(Stored records)
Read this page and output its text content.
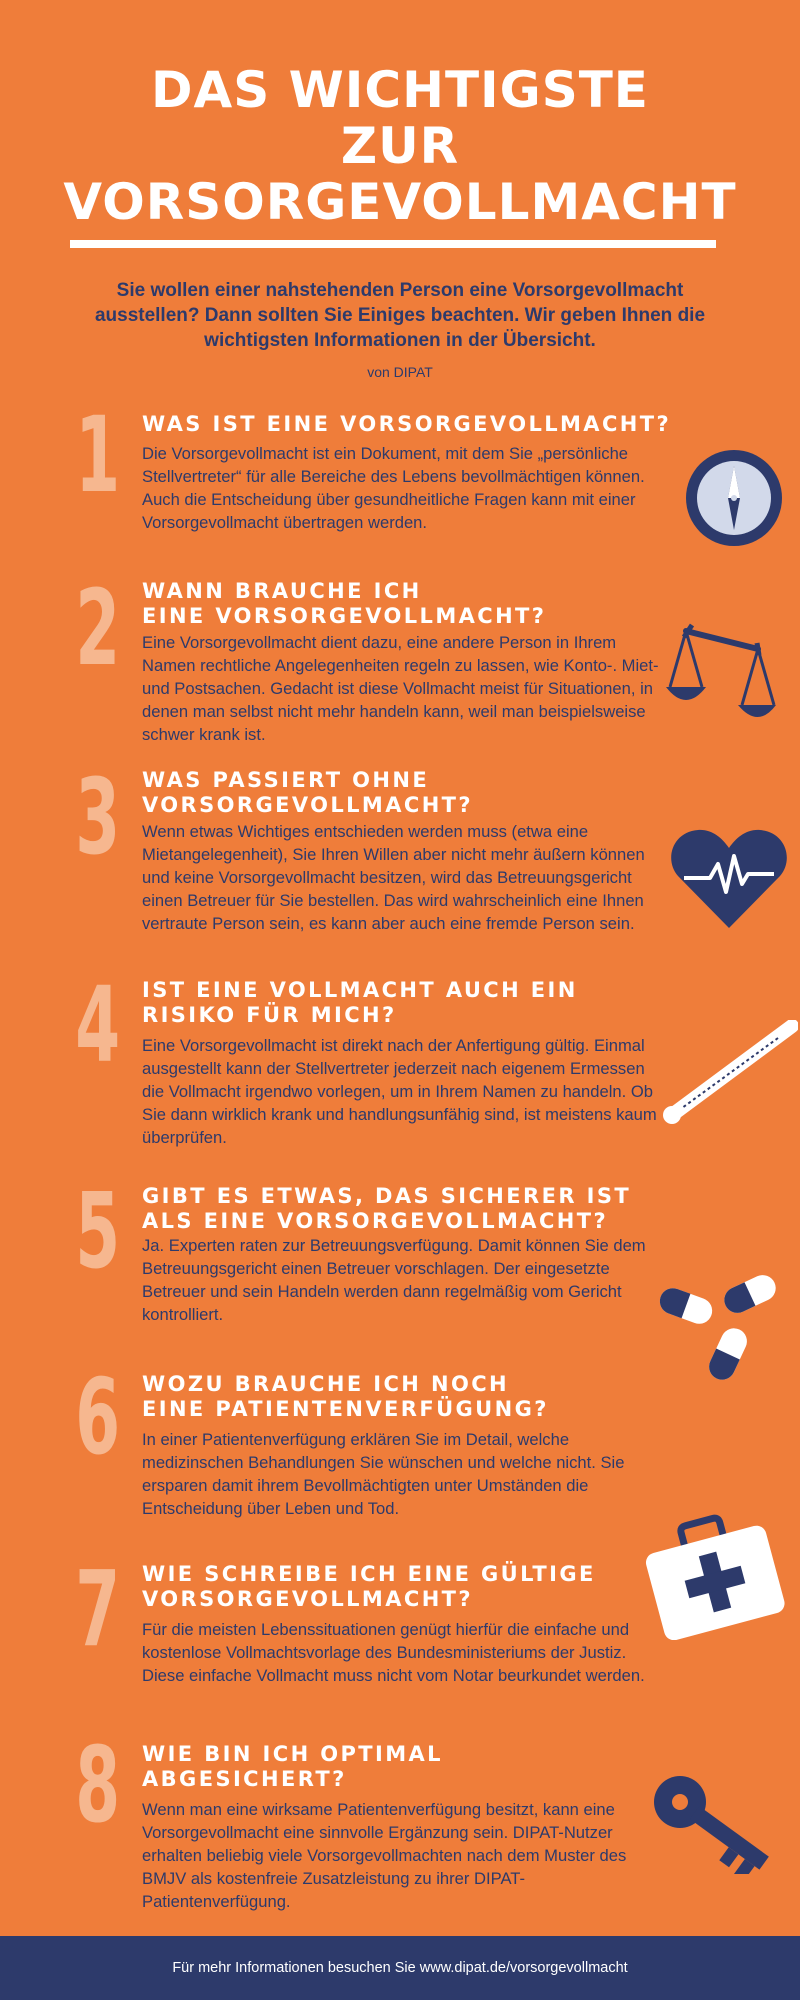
DAS WICHTIGSTE
ZUR
VORSORGEVOLLMACHT
Sie wollen einer nahstehenden Person eine Vorsorgevollmacht ausstellen? Dann sollten Sie Einiges beachten. Wir geben Ihnen die wichtigsten Informationen in der Übersicht.
von DIPAT
1 WAS IST EINE VORSORGEVOLLMACHT?
Die Vorsorgevollmacht ist ein Dokument, mit dem Sie „persönliche Stellvertreter“ für alle Bereiche des Lebens bevollmächtigen können. Auch die Entscheidung über gesundheitliche Fragen kann mit einer Vorsorgevollmacht übertragen werden.
2 WANN BRAUCHE ICH
EINE VORSORGEVOLLMACHT?
Eine Vorsorgevollmacht dient dazu, eine andere Person in Ihrem Namen rechtliche Angelegenheiten regeln zu lassen, wie Konto-. Miet- und Postsachen. Gedacht ist diese Vollmacht meist für Situationen, in denen man selbst nicht mehr handeln kann, weil man beispielsweise schwer krank ist.
3 WAS PASSIERT OHNE
VORSORGEVOLLMACHT?
Wenn etwas Wichtiges entschieden werden muss (etwa eine Mietangelegenheit), Sie Ihren Willen aber nicht mehr äußern können und keine Vorsorgevollmacht besitzen, wird das Betreuungsgericht einen Betreuer für Sie bestellen. Das wird wahrscheinlich eine Ihnen vertraute Person sein, es kann aber auch eine fremde Person sein.
4 IST EINE VOLLMACHT AUCH EIN
RISIKO FÜR MICH?
Eine Vorsorgevollmacht ist direkt nach der Anfertigung gültig. Einmal ausgestellt kann der Stellvertreter jederzeit nach eigenem Ermessen die Vollmacht irgendwo vorlegen, um in Ihrem Namen zu handeln. Ob Sie dann wirklich krank und handlungsunfähig sind, ist meistens kaum überprüfen.
5 GIBT ES ETWAS, DAS SICHERER IST
ALS EINE VORSORGEVOLLMACHT?
Ja. Experten raten zur Betreuungsverfügung. Damit können Sie dem Betreuungsgericht einen Betreuer vorschlagen. Der eingesetzte Betreuer und sein Handeln werden dann regelmäßig vom Gericht kontrolliert.
6 WOZU BRAUCHE ICH NOCH
EINE PATIENTENVERFÜGUNG?
In einer Patientenverfügung erklären Sie im Detail, welche medizinschen Behandlungen Sie wünschen und welche nicht. Sie ersparen damit ihrem Bevollmächtigten unter Umständen die Entscheidung über Leben und Tod.
7 WIE SCHREIBE ICH EINE GÜLTIGE
VORSORGEVOLLMACHT?
Für die meisten Lebenssituationen genügt hierfür die einfache und kostenlose Vollmachtsvorlage des Bundesministeriums der Justiz. Diese einfache Vollmacht muss nicht vom Notar beurkundet werden.
8 WIE BIN ICH OPTIMAL
ABGESICHERT?
Wenn man eine wirksame Patientenverfügung besitzt, kann eine Vorsorgevollmacht eine sinnvolle Ergänzung sein. DIPAT-Nutzer erhalten beliebig viele Vorsorgevollmachten nach dem Muster des BMJV als kostenfreie Zusatzleistung zu ihrer DIPAT-Patientenverfügung.
Für mehr Informationen besuchen Sie www.dipat.de/vorsorgevollmacht
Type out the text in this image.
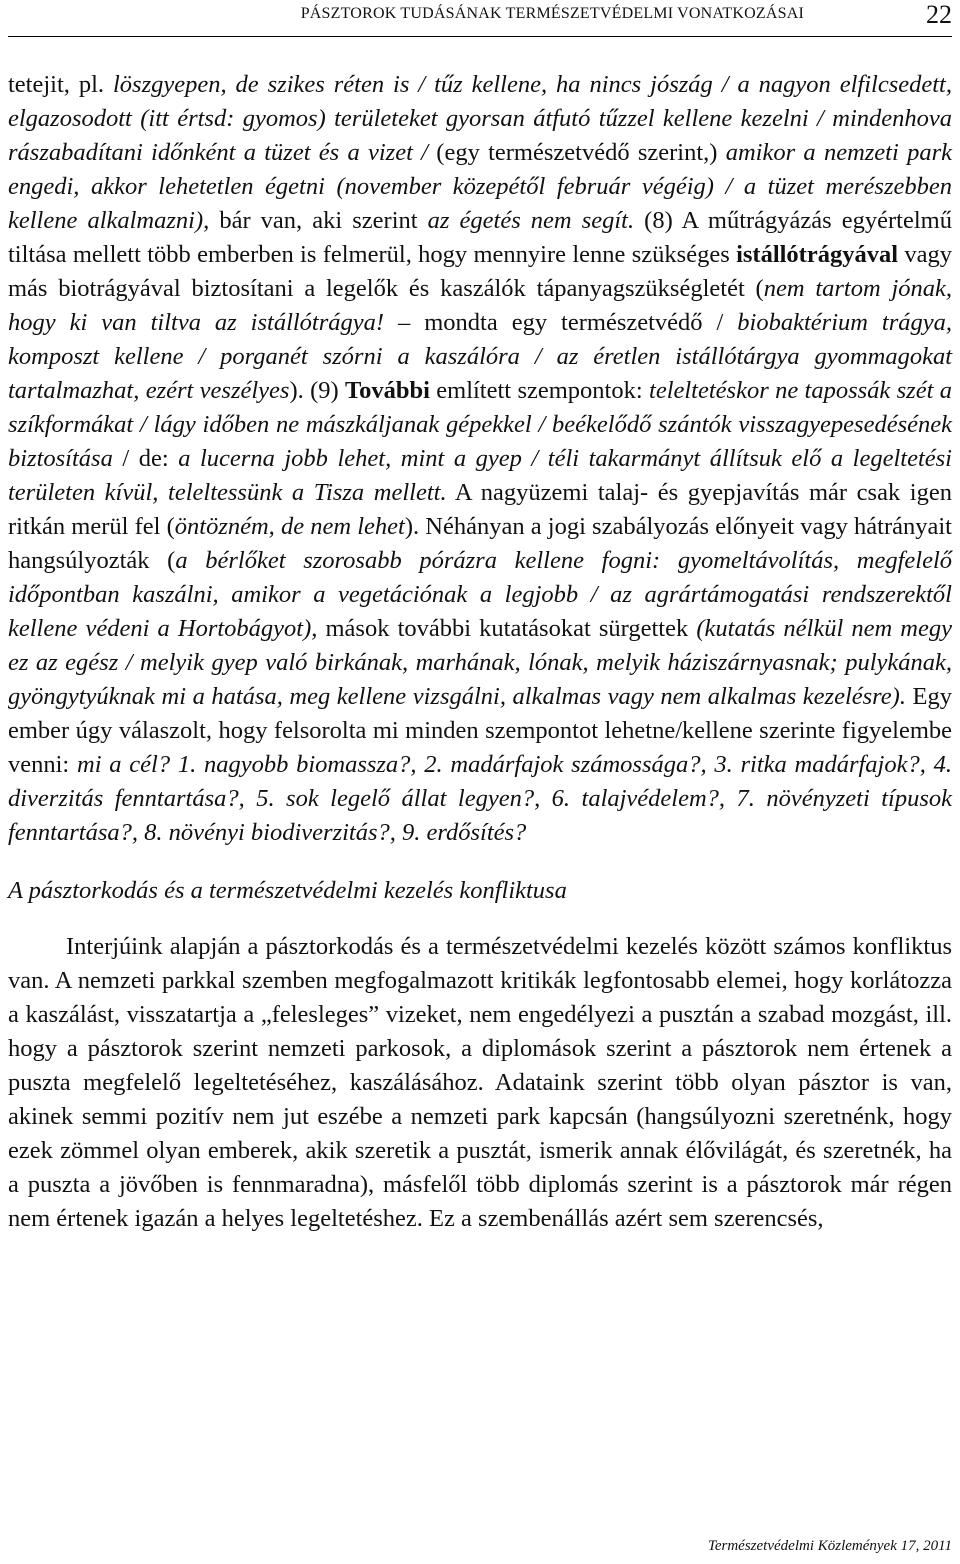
PÁSZTOROK TUDÁSÁNAK TERMÉSZETVÉDELMI VONATKOZÁSAI	22

tetejit, pl. löszgyepen, de szikes réten is / tűz kellene, ha nincs jószág / a nagyon elfilcsedett, elgazosodott (itt értsd: gyomos) területeket gyorsan átfutó tűzzel kellene kezelni / mindenhova rászabadítani időnként a tüzet és a vizet / (egy természetvédő szerint,) amikor a nemzeti park engedi, akkor lehetetlen égetni (november közepétől február végéig) / a tüzet merészebben kellene alkalmazni), bár van, aki szerint az égetés nem segít. (8) A műtrágyázás egyértelmű tiltása mellett több emberben is felmerül, hogy mennyire lenne szükséges istállótrágyával vagy más biotrágyával biztosítani a legelők és kaszálók tápanyagszükségletét (nem tartom jónak, hogy ki van tiltva az istállótrágya! – mondta egy természetvédő / biobaktérium trágya, komposzt kellene / porganét szórni a kaszálóra / az éretlen istállótárgya gyommagokat tartalmazhat, ezért veszélyes). (9) További említett szempontok: teleltetéskor ne tapossák szét a szíkformákat / lágy időben ne mászkáljanak gépekkel / beékelődő szántók visszagyepesedésének biztosítása / de: a lucerna jobb lehet, mint a gyep / téli takarmányt állítsuk elő a legeltetési területen kívül, teleltessünk a Tisza mellett. A nagyüzemi talaj- és gyepjavítás már csak igen ritkán merül fel (öntözném, de nem lehet). Néhányan a jogi szabályozás előnyeit vagy hátrányait hangsúlyozták (a bérlőket szorosabb pórázra kellene fogni: gyomeltávolítás, megfelelő időpontban kaszálni, amikor a vegetációnak a legjobb / az agrártámogatási rendszerektől kellene védeni a Hortobágyot), mások további kutatásokat sürgettek (kutatás nélkül nem megy ez az egész / melyik gyep való birkának, marhának, lónak, melyik háziszárnyasnak; pulykának, gyöngytyúknak mi a hatása, meg kellene vizsgálni, alkalmas vagy nem alkalmas kezelésre). Egy ember úgy válaszolt, hogy felsorolta mi minden szempontot lehetne/kellene szerinte figyelembe venni: mi a cél? 1. nagyobb biomassza?, 2. madárfajok számossága?, 3. ritka madárfajok?, 4. diverzitás fenntartása?, 5. sok legelő állat legyen?, 6. talajvédelem?, 7. növényzeti típusok fenntartása?, 8. növényi biodiverzitás?, 9. erdősítés?

A pásztorkodás és a természetvédelmi kezelés konfliktusa

Interjúink alapján a pásztorkodás és a természetvédelmi kezelés között számos konfliktus van. A nemzeti parkkal szemben megfogalmazott kritikák legfontosabb elemei, hogy korlátozza a kaszálást, visszatartja a „felesleges” vizeket, nem engedélyezi a pusztán a szabad mozgást, ill. hogy a pásztorok szerint nemzeti parkosok, a diplomások szerint a pásztorok nem értenek a puszta megfelelő legeltetéséhez, kaszálásához. Adataink szerint több olyan pásztor is van, akinek semmi pozitív nem jut eszébe a nemzeti park kapcsán (hangsúlyozni szeretnénk, hogy ezek zömmel olyan emberek, akik szeretik a pusztát, ismerik annak élővilágát, és szeretnék, ha a puszta a jövőben is fennmaradna), másfelől több diplomás szerint is a pásztorok már régen nem értenek igazán a helyes legeltetéshez. Ez a szembenállás azért sem szerencsés,

Természetvédelmi Közlemények 17, 2011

▶ Given instruction: Lines containing the string "sein" should be counted; reply with their number and nothing more.

▶ Full solution: 3